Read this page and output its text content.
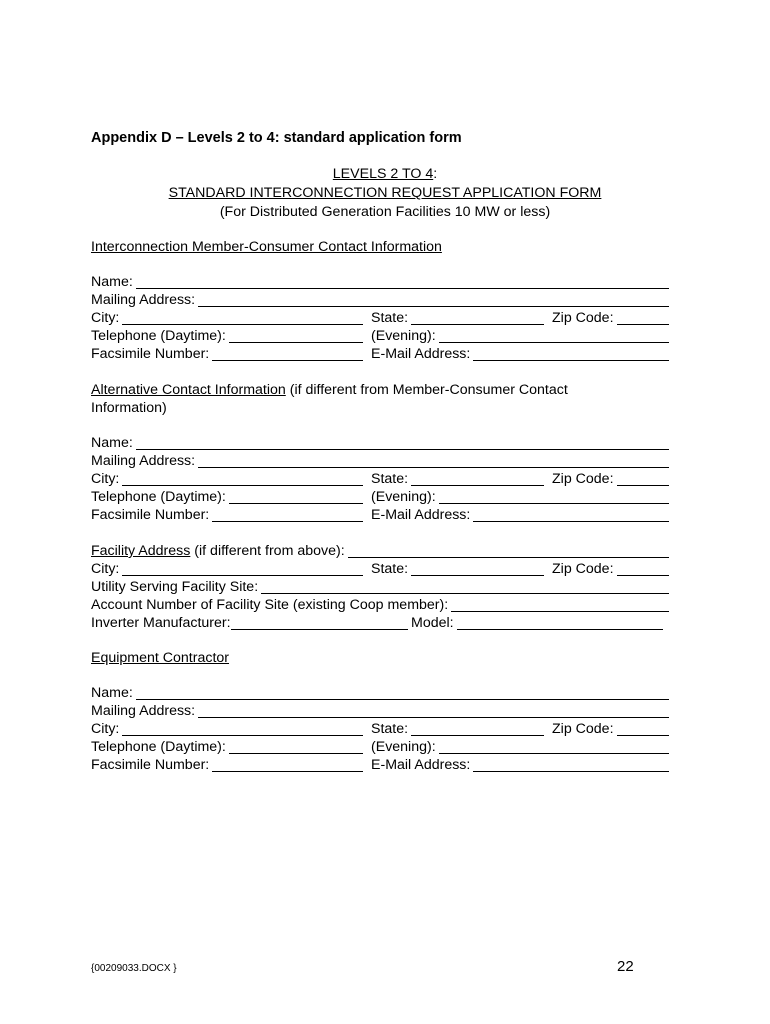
Appendix D – Levels 2 to 4: standard application form
LEVELS 2 TO 4:
STANDARD INTERCONNECTION REQUEST APPLICATION FORM
(For Distributed Generation Facilities 10 MW or less)
Interconnection Member-Consumer Contact Information
Name:
Mailing Address:
City:	State:	Zip Code:
Telephone (Daytime):	(Evening):
Facsimile Number:	E-Mail Address:
Alternative Contact Information (if different from Member-Consumer Contact
Information)
Name:
Mailing Address:
City:	State:	Zip Code:
Telephone (Daytime):	(Evening):
Facsimile Number:	E-Mail Address:
Facility Address (if different from above):
City:	State:	Zip Code:
Utility Serving Facility Site:
Account Number of Facility Site (existing Coop member):
Inverter Manufacturer:	Model:
Equipment Contractor
Name:
Mailing Address:
City:	State:	Zip Code:
Telephone (Daytime):	(Evening):
Facsimile Number:	E-Mail Address:
{00209033.DOCX }	22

** TASK DETAILS **
Copy all of the entries verbatim, leaving out any pictures they contain.

** EXERCISE ANSWER **
Read this page and output its text content.
Appendix D – Levels 2 to 4: standard application form
LEVELS 2 TO 4:
STANDARD INTERCONNECTION REQUEST APPLICATION FORM
(For Distributed Generation Facilities 10 MW or less)
Interconnection Member-Consumer Contact Information
Name:
Mailing Address:
City:	State:	Zip Code:
Telephone (Daytime):	(Evening):
Facsimile Number:	E-Mail Address:
Alternative Contact Information (if different from Member-Consumer Contact
Information)
Name:
Mailing Address:
City:	State:	Zip Code:
Telephone (Daytime):	(Evening):
Facsimile Number:	E-Mail Address:
Facility Address (if different from above):
City:	State:	Zip Code:
Utility Serving Facility Site:
Account Number of Facility Site (existing Coop member):
Inverter Manufacturer:	Model:
Equipment Contractor
Name:
Mailing Address:
City:	State:	Zip Code:
Telephone (Daytime):	(Evening):
Facsimile Number:	E-Mail Address:
{00209033.DOCX }	22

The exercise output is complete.